Without including any images, reproduce each entry exactly.

*****

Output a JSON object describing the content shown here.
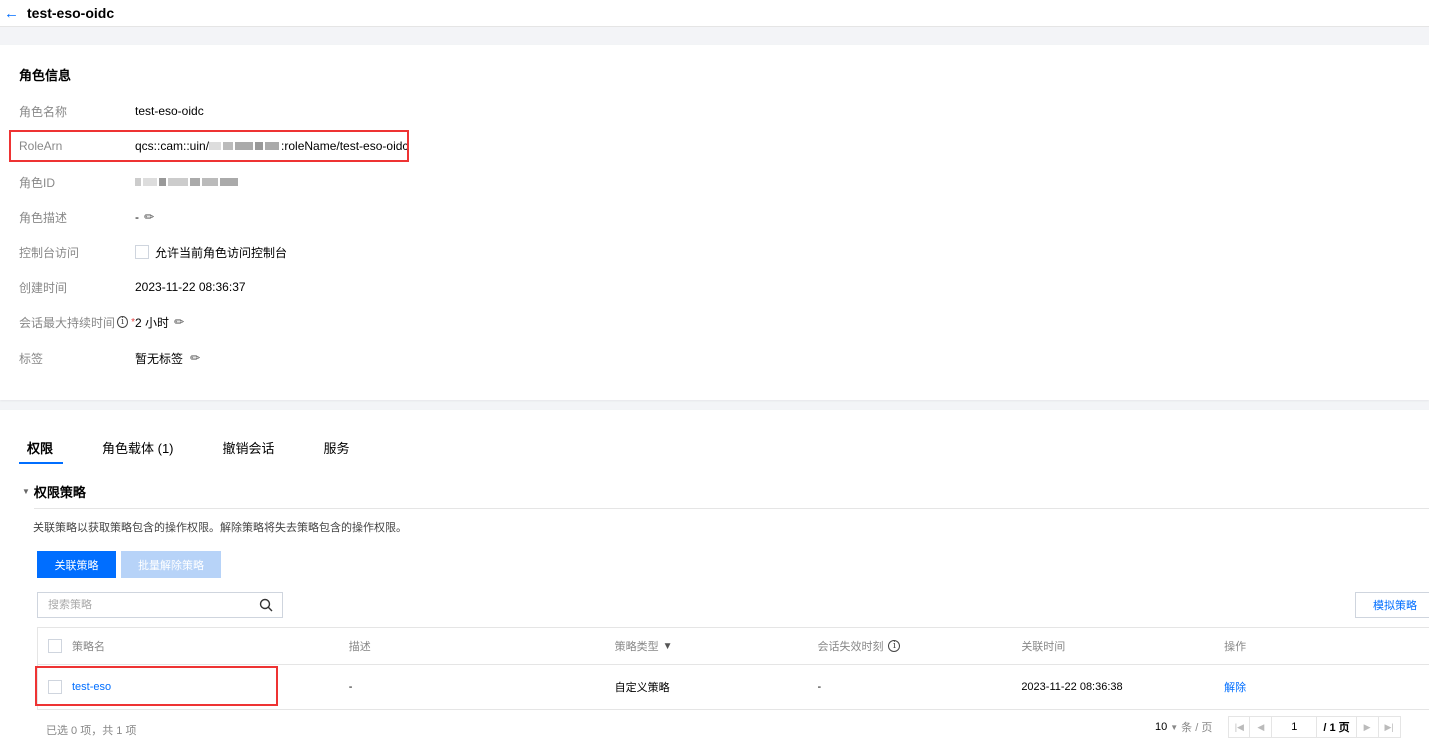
{
  "header": {
    "back_icon": "arrow-left-icon",
    "title": "test-eso-oidc"
  },
  "role_info": {
    "section_title": "角色信息",
    "rows": {
      "name": {
        "label": "角色名称",
        "value": "test-eso-oidc"
      },
      "arn": {
        "label": "RoleArn",
        "value_prefix": "qcs::cam::uin/",
        "value_suffix": ":roleName/test-eso-oidc"
      },
      "id": {
        "label": "角色ID"
      },
      "desc": {
        "label": "角色描述",
        "value": "-"
      },
      "console": {
        "label": "控制台访问",
        "checkbox_label": "允许当前角色访问控制台"
      },
      "created": {
        "label": "创建时间",
        "value": "2023-11-22 08:36:37"
      },
      "session": {
        "label": "会话最大持续时间",
        "required_mark": "*",
        "value": "2 小时"
      },
      "tags": {
        "label": "标签",
        "value": "暂无标签"
      }
    }
  },
  "tabs": [
    {
      "label": "权限",
      "active": true
    },
    {
      "label": "角色载体 (1)"
    },
    {
      "label": "撤销会话"
    },
    {
      "label": "服务"
    }
  ],
  "policy_section": {
    "title": "权限策略",
    "description": "关联策略以获取策略包含的操作权限。解除策略将失去策略包含的操作权限。",
    "attach_button": "关联策略",
    "batch_detach_button": "批量解除策略",
    "search_placeholder": "搜索策略",
    "simulate_button": "模拟策略"
  },
  "table": {
    "columns": [
      "策略名",
      "描述",
      "策略类型",
      "会话失效时刻",
      "关联时间",
      "操作"
    ],
    "rows": [
      {
        "name": "test-eso",
        "desc": "-",
        "type": "自定义策略",
        "expire": "-",
        "time": "2023-11-22 08:36:38",
        "action": "解除"
      }
    ]
  },
  "footer": {
    "summary": "已选 0 项，共 1 项",
    "page_size": "10",
    "per_page_label": "条 / 页",
    "current_page": "1",
    "total_pages": "/ 1 页"
  },
  "colors": {
    "accent": "#006eff",
    "highlight": "#e33333",
    "disabled": "#b7d3f8"
  }
}
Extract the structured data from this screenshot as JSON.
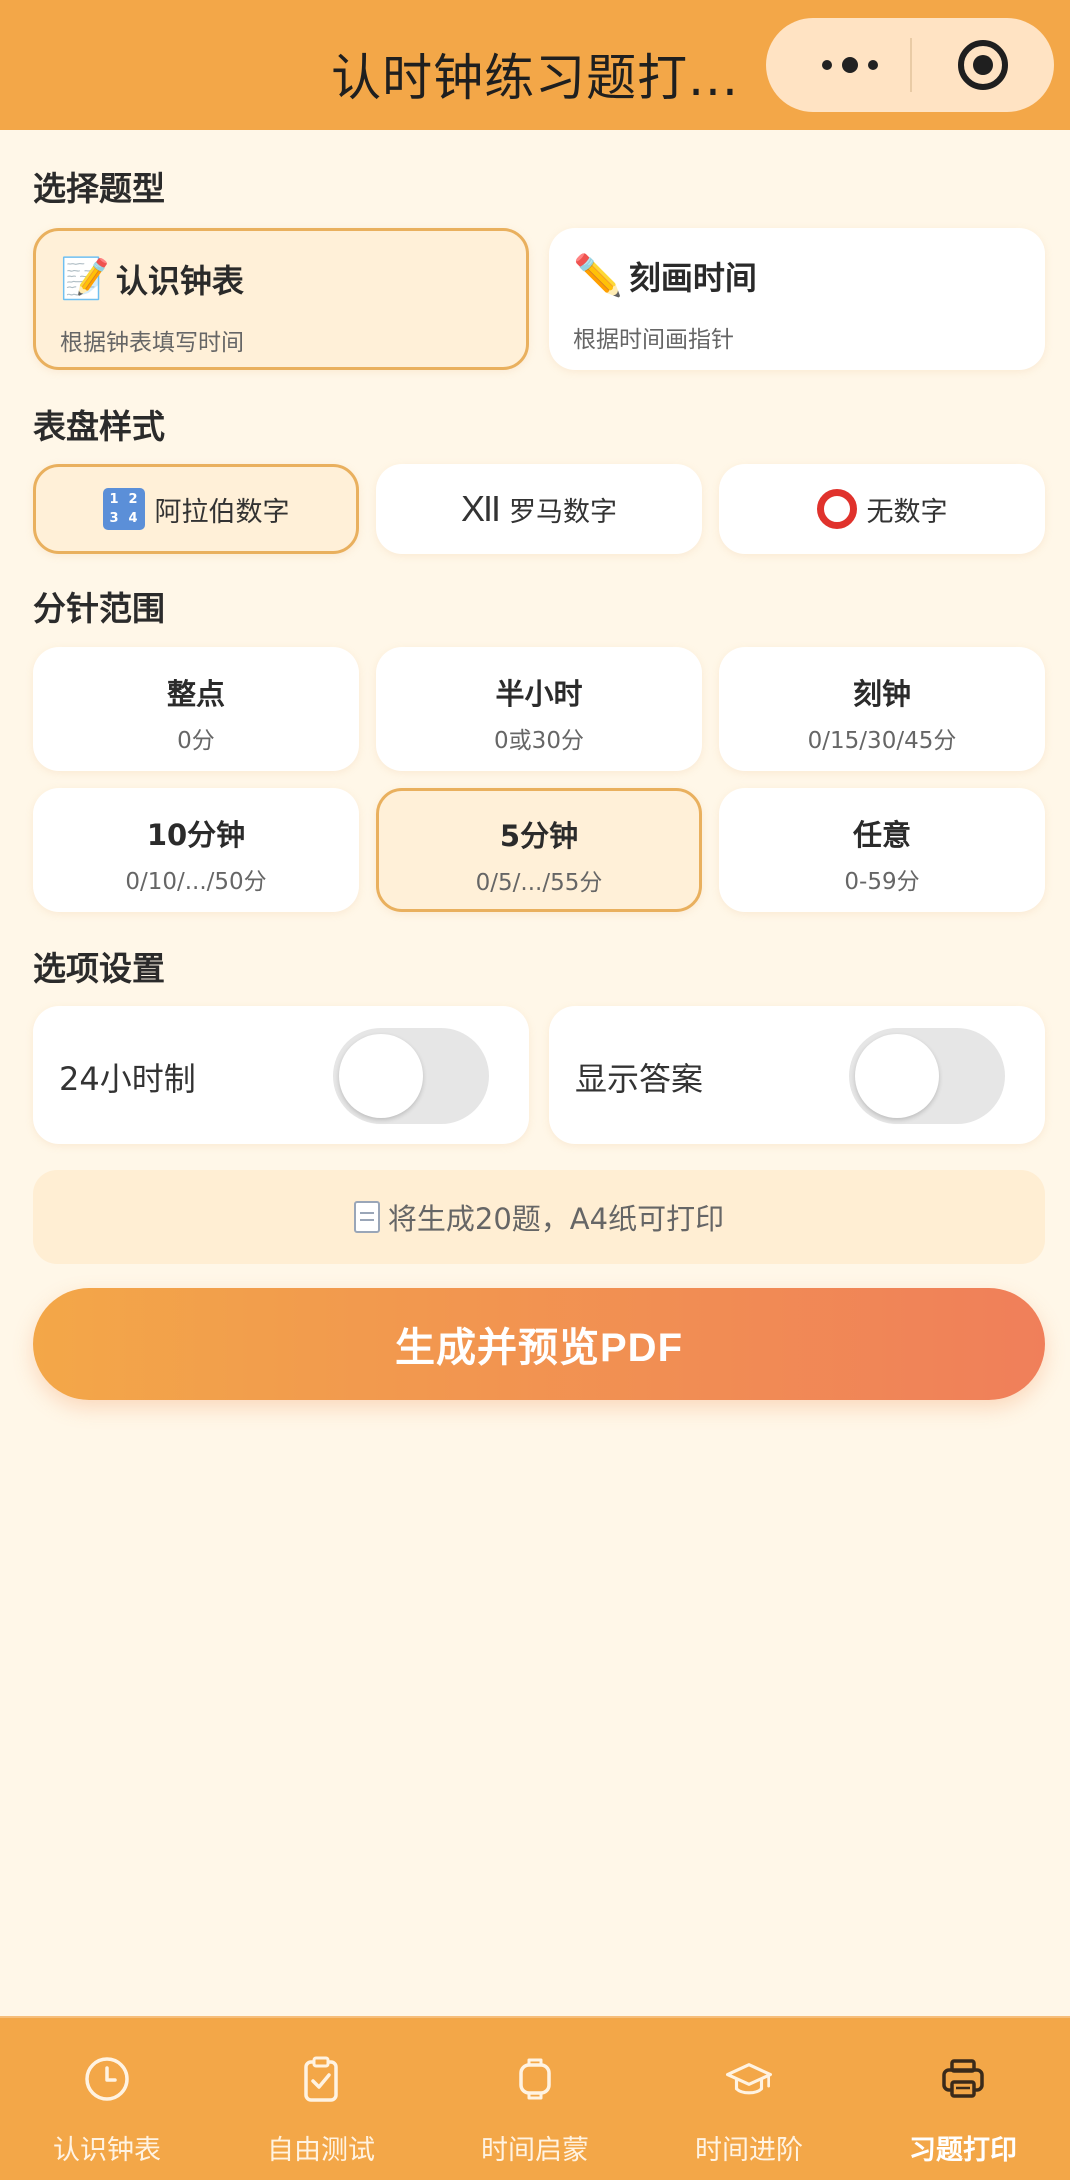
{
  "header": {
    "title": "认时钟练习题打...",
    "more_icon": "more-dots-icon",
    "close_icon": "target-icon"
  },
  "question_type": {
    "title": "选择题型",
    "options": [
      {
        "name": "认识钟表",
        "desc": "根据钟表填写时间",
        "icon": "memo-icon",
        "selected": true
      },
      {
        "name": "刻画时间",
        "desc": "根据时间画指针",
        "icon": "pencil-icon",
        "selected": false
      }
    ]
  },
  "dial_style": {
    "title": "表盘样式",
    "options": [
      {
        "label": "阿拉伯数字",
        "icon": "numbers-icon",
        "selected": true
      },
      {
        "label": "罗马数字",
        "icon": "roman-numeral-icon",
        "icon_text": "XII",
        "selected": false
      },
      {
        "label": "无数字",
        "icon": "circle-icon",
        "selected": false
      }
    ]
  },
  "minute_range": {
    "title": "分针范围",
    "options": [
      {
        "title": "整点",
        "sub": "0分",
        "selected": false
      },
      {
        "title": "半小时",
        "sub": "0或30分",
        "selected": false
      },
      {
        "title": "刻钟",
        "sub": "0/15/30/45分",
        "selected": false
      },
      {
        "title": "10分钟",
        "sub": "0/10/.../50分",
        "selected": false
      },
      {
        "title": "5分钟",
        "sub": "0/5/.../55分",
        "selected": true
      },
      {
        "title": "任意",
        "sub": "0-59分",
        "selected": false
      }
    ]
  },
  "settings": {
    "title": "选项设置",
    "options": [
      {
        "label": "24小时制",
        "enabled": false
      },
      {
        "label": "显示答案",
        "enabled": false
      }
    ]
  },
  "notice": {
    "icon": "document-icon",
    "text": "将生成20题，A4纸可打印"
  },
  "primary_button": {
    "label": "生成并预览PDF"
  },
  "tabbar": {
    "items": [
      {
        "label": "认识钟表",
        "icon": "clock-icon",
        "active": false
      },
      {
        "label": "自由测试",
        "icon": "clipboard-check-icon",
        "active": false
      },
      {
        "label": "时间启蒙",
        "icon": "watch-icon",
        "active": false
      },
      {
        "label": "时间进阶",
        "icon": "graduation-cap-icon",
        "active": false
      },
      {
        "label": "习题打印",
        "icon": "printer-icon",
        "active": true
      }
    ]
  },
  "colors": {
    "accent": "#F3A748",
    "gradient_end": "#F07F5A",
    "background": "#FFF7E8",
    "selected_fill": "#FFF0D8",
    "selected_border": "#E9B05E"
  }
}
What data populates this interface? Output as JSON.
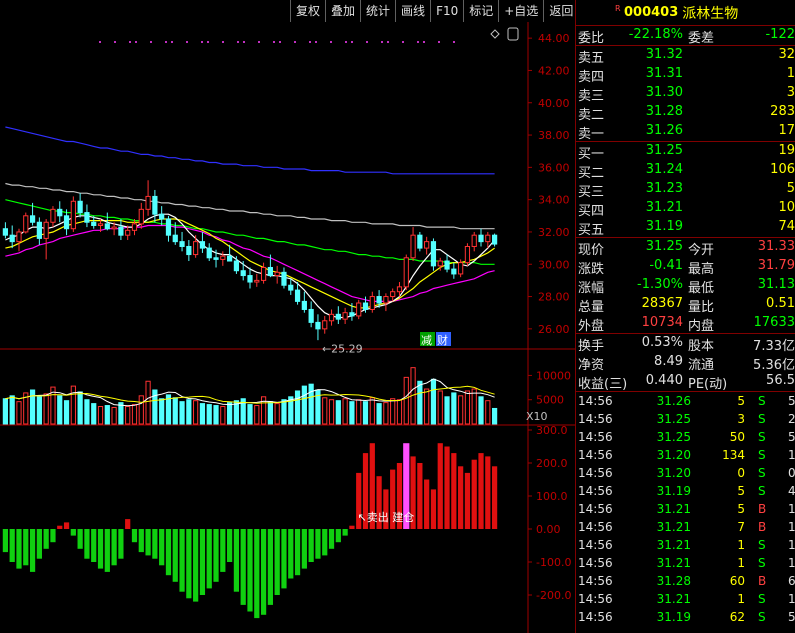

*****

**RESULT OF THIS EXERCISE:**
Output a JSON object describing the content shown here.
{
  "header": {
    "back_icon": "arrow-left-icon",
    "title": "test-eso-oidc"
  },
  "role_info": {
    "section_title": "角色信息",
    "rows": {
      "name": {
        "label": "角色名称",
        "value": "test-eso-oidc"
      },
      "arn": {
        "label": "RoleArn",
        "value_prefix": "qcs::cam::uin/",
        "value_suffix": ":roleName/test-eso-oidc"
      },
      "id": {
        "label": "角色ID"
      },
      "desc": {
        "label": "角色描述",
        "value": "-"
      },
      "console": {
        "label": "控制台访问",
        "checkbox_label": "允许当前角色访问控制台"
      },
      "created": {
        "label": "创建时间",
        "value": "2023-11-22 08:36:37"
      },
      "session": {
        "label": "会话最大持续时间",
        "required_mark": "*",
        "value": "2 小时"
      },
      "tags": {
        "label": "标签",
        "value": "暂无标签"
      }
    }
  },
  "tabs": [
    {
      "label": "权限",
      "active": true
    },
    {
      "label": "角色载体 (1)"
    },
    {
      "label": "撤销会话"
    },
    {
      "label": "服务"
    }
  ],
  "policy_section": {
    "title": "权限策略",
    "description": "关联策略以获取策略包含的操作权限。解除策略将失去策略包含的操作权限。",
    "attach_button": "关联策略",
    "batch_detach_button": "批量解除策略",
    "search_placeholder": "搜索策略",
    "simulate_button": "模拟策略"
  },
  "table": {
    "columns": [
      "策略名",
      "描述",
      "策略类型",
      "会话失效时刻",
      "关联时间",
      "操作"
    ],
    "rows": [
      {
        "name": "test-eso",
        "desc": "-",
        "type": "自定义策略",
        "expire": "-",
        "time": "2023-11-22 08:36:38",
        "action": "解除"
      }
    ]
  },
  "footer": {
    "summary": "已选 0 项，共 1 项",
    "page_size": "10",
    "per_page_label": "条 / 页",
    "current_page": "1",
    "total_pages": "/ 1 页"
  },
  "colors": {
    "accent": "#006eff",
    "highlight": "#e33333",
    "disabled": "#b7d3f8"
  }
}
Extract the structured data from this screenshot as JSON.
{
  "header": {
    "title": "认时钟练习题打...",
    "more_icon": "more-dots-icon",
    "close_icon": "target-icon"
  },
  "question_type": {
    "title": "选择题型",
    "options": [
      {
        "name": "认识钟表",
        "desc": "根据钟表填写时间",
        "icon": "memo-icon",
        "selected": true
      },
      {
        "name": "刻画时间",
        "desc": "根据时间画指针",
        "icon": "pencil-icon",
        "selected": false
      }
    ]
  },
  "dial_style": {
    "title": "表盘样式",
    "options": [
      {
        "label": "阿拉伯数字",
        "icon": "numbers-icon",
        "selected": true
      },
      {
        "label": "罗马数字",
        "icon": "roman-numeral-icon",
        "icon_text": "XII",
        "selected": false
      },
      {
        "label": "无数字",
        "icon": "circle-icon",
        "selected": false
      }
    ]
  },
  "minute_range": {
    "title": "分针范围",
    "options": [
      {
        "title": "整点",
        "sub": "0分",
        "selected": false
      },
      {
        "title": "半小时",
        "sub": "0或30分",
        "selected": false
      },
      {
        "title": "刻钟",
        "sub": "0/15/30/45分",
        "selected": false
      },
      {
        "title": "10分钟",
        "sub": "0/10/.../50分",
        "selected": false
      },
      {
        "title": "5分钟",
        "sub": "0/5/.../55分",
        "selected": true
      },
      {
        "title": "任意",
        "sub": "0-59分",
        "selected": false
      }
    ]
  },
  "settings": {
    "title": "选项设置",
    "options": [
      {
        "label": "24小时制",
        "enabled": false
      },
      {
        "label": "显示答案",
        "enabled": false
      }
    ]
  },
  "notice": {
    "icon": "document-icon",
    "text": "将生成20题，A4纸可打印"
  },
  "primary_button": {
    "label": "生成并预览PDF"
  },
  "tabbar": {
    "items": [
      {
        "label": "认识钟表",
        "icon": "clock-icon",
        "active": false
      },
      {
        "label": "自由测试",
        "icon": "clipboard-check-icon",
        "active": false
      },
      {
        "label": "时间启蒙",
        "icon": "watch-icon",
        "active": false
      },
      {
        "label": "时间进阶",
        "icon": "graduation-cap-icon",
        "active": false
      },
      {
        "label": "习题打印",
        "icon": "printer-icon",
        "active": true
      }
    ]
  },
  "colors": {
    "accent": "#F3A748",
    "gradient_end": "#F07F5A",
    "background": "#FFF7E8",
    "selected_fill": "#FFF0D8",
    "selected_border": "#E9B05E"
  }
}
What data populates this interface? Output as JSON.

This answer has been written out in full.